» **Extract to read**:
========

A poster for the temperance movement

Well, that’s told ’em!

 

Middle class tipplers

The respectable middle classes rarely went to pubs. Men might have gone to a gentlemen’s club though. Here they could eat, drink, meet for business or a chat with friends, and read the newspapers and periodicals. The middle classes stuck to wine, fortified wines like sherry and port, possibly a little brandy.

But the century brought an exciting new trend in drinking: mixed drinks. British people had long been used to spiced, sweetened, fortified punches, often served hot – think of mulled wine or mulled cider. But mixed drinks were an American novelty. Charles Dickens was one of the first to write about them, in his American Notes for General Circulation. Dickens visited America in 1842 and in Boston he gleefully partook of an array of newfangled mixed drinks, with strange names like “the Gin-sling, Cocktail, Sangaree, Mint Julep, Sherry-cobbler, Timber Doodle, and other rare drinks.”

The “Cock Tail” was a mixture of strong alcohol, such as American rye whiskey, mixed with sugar syrup, water, bitters and nutmeg.  Sangaree is essentially Sangria, the mint julep is still drunk today and contains whiskey, sugar, mint and water, and the sherry-cobbler is sherry, sugar and citrus with ice. The timber-doodle is anyone’s guess, though I desperately want one, whatever it is, just for the incredible name. Poor timber-doodle! Doomed to remain one of history’s unsolved mysteries.

The sherry cobbler, as featured in the Savoy cocktail recipe book

Dickens features the sherry cobbler in his novel The Life and Adventures of Martin Chuzzlewit (1843-44). “Martin took the glass with an astonished look; applied his lips to the reed; and cast up his eyes once in ecstasy. He paused no more until the goblet was drained to the last drop. ‘This wonderful invention, sir,’ said Mark, tenderly patting the empty glass, ‘is called a cobbler. Sherry Cobbler when you name it long; cobbler, when you name it short.’” The most astonishing thing about it was apparently the drinking straw: they were pretty much unknown until then, and the sherry cobbler helped to popularise them. The Victorians were nothing if not lovers of novelty.

Notable Victorian drinker Charles Dickens

If you want to try a sherry cobbler at home, here’s a modern version of the recipe:

Muddle (that means squish up with a wooden stick) 3 slices orange and 1 tablespoon of sugar in a cocktail shaker; add 100ml of dry sherry and ice; shake until the outside of the shaker is cold and frosty; strain into a collins (tall) glass of crushed ice; garnish with an orange wheel and fresh fruit. For variety you can use any combination of citrus fruit, and you could add berries before muddling, or a little mint. You could also try adding a splash of a fruit liqueur.

========

» **Recorded data**:
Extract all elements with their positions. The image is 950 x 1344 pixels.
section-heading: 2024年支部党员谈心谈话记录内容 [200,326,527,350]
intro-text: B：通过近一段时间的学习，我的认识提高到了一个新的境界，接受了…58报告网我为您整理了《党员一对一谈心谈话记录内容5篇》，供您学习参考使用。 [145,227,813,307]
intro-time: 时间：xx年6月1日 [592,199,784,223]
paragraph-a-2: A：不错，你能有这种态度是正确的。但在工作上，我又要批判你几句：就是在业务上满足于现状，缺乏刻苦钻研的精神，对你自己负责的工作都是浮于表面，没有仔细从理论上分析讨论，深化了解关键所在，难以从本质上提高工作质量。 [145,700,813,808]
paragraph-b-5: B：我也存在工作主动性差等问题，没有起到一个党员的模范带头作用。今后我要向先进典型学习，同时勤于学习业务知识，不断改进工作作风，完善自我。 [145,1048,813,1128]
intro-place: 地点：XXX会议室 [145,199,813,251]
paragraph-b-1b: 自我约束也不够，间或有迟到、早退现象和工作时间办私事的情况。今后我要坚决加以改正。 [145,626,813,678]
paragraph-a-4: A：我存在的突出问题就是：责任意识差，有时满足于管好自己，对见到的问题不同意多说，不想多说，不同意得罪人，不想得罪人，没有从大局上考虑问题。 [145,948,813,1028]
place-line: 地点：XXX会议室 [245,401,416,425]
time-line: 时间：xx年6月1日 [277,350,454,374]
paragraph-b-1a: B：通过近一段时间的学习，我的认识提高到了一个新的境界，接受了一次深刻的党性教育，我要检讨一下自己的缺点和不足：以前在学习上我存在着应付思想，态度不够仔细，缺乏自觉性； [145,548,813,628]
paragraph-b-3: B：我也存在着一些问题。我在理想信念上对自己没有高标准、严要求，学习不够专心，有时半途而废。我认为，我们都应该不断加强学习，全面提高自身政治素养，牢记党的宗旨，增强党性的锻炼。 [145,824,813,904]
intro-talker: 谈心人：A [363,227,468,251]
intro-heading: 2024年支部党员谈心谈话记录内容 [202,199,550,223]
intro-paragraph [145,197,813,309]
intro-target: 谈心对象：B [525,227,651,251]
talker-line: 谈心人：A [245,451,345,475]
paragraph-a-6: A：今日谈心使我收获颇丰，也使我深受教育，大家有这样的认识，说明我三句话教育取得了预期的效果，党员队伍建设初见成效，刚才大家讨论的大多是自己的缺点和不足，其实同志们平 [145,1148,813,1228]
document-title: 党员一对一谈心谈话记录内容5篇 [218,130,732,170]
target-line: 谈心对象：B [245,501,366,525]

========

» **Prompt 1**: According to the passage on Victorian drinking, in what year did Charles Dickens visit America?
» **Prompt 2**: Rewrite the entries from their first line through the line containing "intro-time: 时间：xx年6月1日 [592,199,784,223]", changing "intro-time" to "intro-date" and leaving everything else as it is.

» **Correct answer 1**: 1842

» **Correct answer 2**:
Extract all elements with their positions. The image is 950 x 1344 pixels.
section-heading: 2024年支部党员谈心谈话记录内容 [200,326,527,350]
intro-text: B：通过近一段时间的学习，我的认识提高到了一个新的境界，接受了…58报告网我为您整理了《党员一对一谈心谈话记录内容5篇》，供您学习参考使用。 [145,227,813,307]
intro-date: 时间：xx年6月1日 [592,199,784,223]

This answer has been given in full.